How do we engage in a capitalist framework based on scarcity, extraction and fear and still expect to create beauty for ourselves and those we love? How do we resist the deadly pull to produce and become content (I hate that word) in an economy that tells us we’re only as valuable as our last big click generator? Even as I quietly and civilly rage against the machine, it’s impossible not to notice how it eats me and feeds me back to myself. It’s an ugly process made to look sleek and appealing. It’s a wildly efficient robbery; always underway where everyone’s a perpetrator and witness at the same time. We stay busy. We stay busied.
Writing trouble, writing trouble; trouble writing, trouble writing. Where is the emphasis? What seems to be the trouble? The trouble is neither paucity nor order of words; trouble defines the context into which the words are released. The trouble is the world we inhabit. The trouble is in the world we’ve created. The trouble is in us. The trouble is us. We are the trouble. The writing speaks of trouble. The writing shows the trouble. Trouble shapes the writing. The writing consumes trouble. Trouble consumes the writing. Writing made of trouble. Writing made for trouble. Writing trouble is not the same as trouble writing. Troubling trouble while writing writing, we create an illusion. Maybe it matters. Trouble writing no longer an illusion but a fact.
Repeating, repeating, repeating, repeating, repeating. Repetition may not save us. Repetition, though, shows us patterns. Repetition can help us see and then unsee. Help us hear and then unhear. Repetition can take us to clarity. Kicking and screaming, if necessary. Repetition got patience. Repetition can hold the note. Repetition will wait you out. Repetition been down this road before. Repetition ain’t afraid of you. Repetition knows its purpose. Repetition never forgets. Repetition is a song that keeps singing. Repetition is a beat that keeps beating. Repetition is a breath that keeps breathing. Repetition is neither the beginning or the end. Repetition keeps going. Sometimes we need to follow.
Writing here, now, becomes a release valve. A relief release. A loosening of the shoulders, an unclenching of the jaw. I am not free but at ease. It’s a start, a return, a diversion, a turn, an entry, a temporary arrival.

◇ ◇ ◇ ◇

Given request 1 — According to the passage about writing, what does writing here, now, become?
Given request 2 — Using the passage about writing, explain in one to three sentences why repetition is still worth something even though it may not save us.
Given request 3 — Translate this sentence from the passage about writing into French: "It’s an ugly process made to look sleek and appealing."

Data lines —
◇ ◇ ◇ ◇

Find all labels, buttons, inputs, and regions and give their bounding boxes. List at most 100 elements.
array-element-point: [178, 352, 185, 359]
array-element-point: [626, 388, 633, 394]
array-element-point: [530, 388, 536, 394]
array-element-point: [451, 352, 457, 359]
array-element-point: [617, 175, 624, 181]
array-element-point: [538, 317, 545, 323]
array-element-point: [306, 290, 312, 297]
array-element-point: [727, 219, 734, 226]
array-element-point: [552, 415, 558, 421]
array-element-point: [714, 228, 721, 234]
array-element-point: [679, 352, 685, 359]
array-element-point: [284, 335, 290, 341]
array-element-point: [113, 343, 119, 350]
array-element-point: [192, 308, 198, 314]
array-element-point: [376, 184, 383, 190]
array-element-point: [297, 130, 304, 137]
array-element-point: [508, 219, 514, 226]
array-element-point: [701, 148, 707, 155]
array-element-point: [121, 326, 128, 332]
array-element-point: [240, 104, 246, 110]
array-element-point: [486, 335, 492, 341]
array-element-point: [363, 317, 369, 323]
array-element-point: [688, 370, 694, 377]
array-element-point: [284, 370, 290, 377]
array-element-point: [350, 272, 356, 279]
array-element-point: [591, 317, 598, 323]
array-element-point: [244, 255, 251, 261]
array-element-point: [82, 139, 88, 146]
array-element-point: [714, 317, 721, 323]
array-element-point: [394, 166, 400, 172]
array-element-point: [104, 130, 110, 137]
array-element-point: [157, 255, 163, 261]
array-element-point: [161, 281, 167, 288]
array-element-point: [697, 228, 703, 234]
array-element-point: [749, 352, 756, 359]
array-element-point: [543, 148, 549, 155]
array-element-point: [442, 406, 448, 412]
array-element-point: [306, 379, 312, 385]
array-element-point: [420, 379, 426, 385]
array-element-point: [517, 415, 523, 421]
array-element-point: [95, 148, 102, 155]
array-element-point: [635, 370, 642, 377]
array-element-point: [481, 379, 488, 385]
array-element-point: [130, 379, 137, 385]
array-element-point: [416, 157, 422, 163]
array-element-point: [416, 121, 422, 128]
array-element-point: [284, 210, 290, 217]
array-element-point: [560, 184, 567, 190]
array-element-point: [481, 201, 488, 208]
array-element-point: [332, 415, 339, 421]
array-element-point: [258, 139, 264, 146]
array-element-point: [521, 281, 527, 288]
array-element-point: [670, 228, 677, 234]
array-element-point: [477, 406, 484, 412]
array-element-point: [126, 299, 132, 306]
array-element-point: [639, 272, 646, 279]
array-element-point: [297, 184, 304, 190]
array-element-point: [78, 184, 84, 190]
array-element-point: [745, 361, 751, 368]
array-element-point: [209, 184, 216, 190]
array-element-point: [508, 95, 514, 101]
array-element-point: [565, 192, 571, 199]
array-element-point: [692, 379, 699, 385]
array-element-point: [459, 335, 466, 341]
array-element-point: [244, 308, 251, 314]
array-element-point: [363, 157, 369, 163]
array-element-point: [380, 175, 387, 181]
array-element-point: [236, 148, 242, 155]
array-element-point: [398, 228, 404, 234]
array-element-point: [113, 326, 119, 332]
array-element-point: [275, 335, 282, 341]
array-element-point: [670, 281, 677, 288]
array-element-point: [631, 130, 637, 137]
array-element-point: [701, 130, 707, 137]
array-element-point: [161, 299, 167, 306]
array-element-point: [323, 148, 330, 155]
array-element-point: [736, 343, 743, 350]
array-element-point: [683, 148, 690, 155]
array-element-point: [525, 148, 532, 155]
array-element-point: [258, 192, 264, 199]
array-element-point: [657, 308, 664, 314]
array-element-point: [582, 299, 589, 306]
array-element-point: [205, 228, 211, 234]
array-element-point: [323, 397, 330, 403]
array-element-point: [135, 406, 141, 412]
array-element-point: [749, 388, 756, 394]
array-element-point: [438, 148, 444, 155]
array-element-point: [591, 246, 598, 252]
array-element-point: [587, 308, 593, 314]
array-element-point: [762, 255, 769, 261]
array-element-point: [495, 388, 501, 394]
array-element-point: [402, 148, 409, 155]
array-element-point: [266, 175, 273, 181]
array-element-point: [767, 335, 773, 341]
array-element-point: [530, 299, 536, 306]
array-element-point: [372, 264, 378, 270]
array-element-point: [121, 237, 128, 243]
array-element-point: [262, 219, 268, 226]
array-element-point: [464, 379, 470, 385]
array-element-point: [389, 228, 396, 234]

◇ ◇ ◇ ◇

Exercise response 1 — A release valve.

Exercise response 2 — Repetition shows us patterns and can help us see and then unsee, and hear and then unhear. It can take us to clarity, "kicking and screaming, if necessary."

Exercise response 3 — C'est un processus laid, conçu pour paraître élégant et attrayant.